Goal —
Output the data exactly, with every line intact.
>> begin Available records
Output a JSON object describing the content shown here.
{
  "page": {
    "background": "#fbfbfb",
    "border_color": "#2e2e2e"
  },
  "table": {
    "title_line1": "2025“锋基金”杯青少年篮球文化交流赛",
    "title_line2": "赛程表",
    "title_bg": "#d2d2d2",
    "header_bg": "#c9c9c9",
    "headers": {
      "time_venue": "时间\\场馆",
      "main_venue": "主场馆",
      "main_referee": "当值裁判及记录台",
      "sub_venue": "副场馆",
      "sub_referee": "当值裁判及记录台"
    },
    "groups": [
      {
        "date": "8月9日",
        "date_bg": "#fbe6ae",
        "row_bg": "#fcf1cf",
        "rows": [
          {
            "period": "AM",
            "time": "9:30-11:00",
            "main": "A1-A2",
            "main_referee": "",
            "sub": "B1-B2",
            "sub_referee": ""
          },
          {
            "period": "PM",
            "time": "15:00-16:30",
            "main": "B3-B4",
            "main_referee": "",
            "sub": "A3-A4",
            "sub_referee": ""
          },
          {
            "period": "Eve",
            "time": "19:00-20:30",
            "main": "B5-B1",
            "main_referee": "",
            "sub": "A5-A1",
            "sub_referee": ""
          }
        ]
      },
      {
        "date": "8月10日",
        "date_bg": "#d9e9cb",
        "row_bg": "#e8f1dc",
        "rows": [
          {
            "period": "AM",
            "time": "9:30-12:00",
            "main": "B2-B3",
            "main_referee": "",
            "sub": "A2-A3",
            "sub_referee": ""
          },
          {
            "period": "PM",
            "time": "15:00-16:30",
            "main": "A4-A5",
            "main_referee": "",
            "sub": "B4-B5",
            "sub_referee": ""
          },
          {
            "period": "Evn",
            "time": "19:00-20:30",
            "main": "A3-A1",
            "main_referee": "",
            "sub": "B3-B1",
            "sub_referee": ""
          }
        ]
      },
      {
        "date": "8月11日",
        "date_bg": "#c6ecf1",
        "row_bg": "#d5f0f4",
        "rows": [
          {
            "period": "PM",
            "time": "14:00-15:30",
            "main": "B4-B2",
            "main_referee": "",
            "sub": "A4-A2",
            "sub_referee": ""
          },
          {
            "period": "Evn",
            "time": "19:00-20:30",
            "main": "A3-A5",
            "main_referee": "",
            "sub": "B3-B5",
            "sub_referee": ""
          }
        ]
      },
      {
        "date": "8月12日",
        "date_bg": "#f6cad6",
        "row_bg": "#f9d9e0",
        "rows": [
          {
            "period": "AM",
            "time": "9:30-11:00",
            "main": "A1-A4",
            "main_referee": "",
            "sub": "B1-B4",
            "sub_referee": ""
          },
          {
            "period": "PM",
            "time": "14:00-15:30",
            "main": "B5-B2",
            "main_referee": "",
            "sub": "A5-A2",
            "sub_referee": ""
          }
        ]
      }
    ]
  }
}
>> end Available records
The answer —
Output a JSON object describing the content shown here.
{
  "page": {
    "background": "#fbfbfb",
    "border_color": "#2e2e2e"
  },
  "table": {
    "title_line1": "2025“锋基金”杯青少年篮球文化交流赛",
    "title_line2": "赛程表",
    "title_bg": "#d2d2d2",
    "header_bg": "#c9c9c9",
    "headers": {
      "time_venue": "时间\\场馆",
      "main_venue": "主场馆",
      "main_referee": "当值裁判及记录台",
      "sub_venue": "副场馆",
      "sub_referee": "当值裁判及记录台"
    },
    "groups": [
      {
        "date": "8月9日",
        "date_bg": "#fbe6ae",
        "row_bg": "#fcf1cf",
        "rows": [
          {
            "period": "AM",
            "time": "9:30-11:00",
            "main": "A1-A2",
            "main_referee": "",
            "sub": "B1-B2",
            "sub_referee": ""
          },
          {
            "period": "PM",
            "time": "15:00-16:30",
            "main": "B3-B4",
            "main_referee": "",
            "sub": "A3-A4",
            "sub_referee": ""
          },
          {
            "period": "Eve",
            "time": "19:00-20:30",
            "main": "B5-B1",
            "main_referee": "",
            "sub": "A5-A1",
            "sub_referee": ""
          }
        ]
      },
      {
        "date": "8月10日",
        "date_bg": "#d9e9cb",
        "row_bg": "#e8f1dc",
        "rows": [
          {
            "period": "AM",
            "time": "9:30-12:00",
            "main": "B2-B3",
            "main_referee": "",
            "sub": "A2-A3",
            "sub_referee": ""
          },
          {
            "period": "PM",
            "time": "15:00-16:30",
            "main": "A4-A5",
            "main_referee": "",
            "sub": "B4-B5",
            "sub_referee": ""
          },
          {
            "period": "Evn",
            "time": "19:00-20:30",
            "main": "A3-A1",
            "main_referee": "",
            "sub": "B3-B1",
            "sub_referee": ""
          }
        ]
      },
      {
        "date": "8月11日",
        "date_bg": "#c6ecf1",
        "row_bg": "#d5f0f4",
        "rows": [
          {
            "period": "PM",
            "time": "14:00-15:30",
            "main": "B4-B2",
            "main_referee": "",
            "sub": "A4-A2",
            "sub_referee": ""
          },
          {
            "period": "Evn",
            "time": "19:00-20:30",
            "main": "A3-A5",
            "main_referee": "",
            "sub": "B3-B5",
            "sub_referee": ""
          }
        ]
      },
      {
        "date": "8月12日",
        "date_bg": "#f6cad6",
        "row_bg": "#f9d9e0",
        "rows": [
          {
            "period": "AM",
            "time": "9:30-11:00",
            "main": "A1-A4",
            "main_referee": "",
            "sub": "B1-B4",
            "sub_referee": ""
          },
          {
            "period": "PM",
            "time": "14:00-15:30",
            "main": "B5-B2",
            "main_referee": "",
            "sub": "A5-A2",
            "sub_referee": ""
          }
        ]
      }
    ]
  }
}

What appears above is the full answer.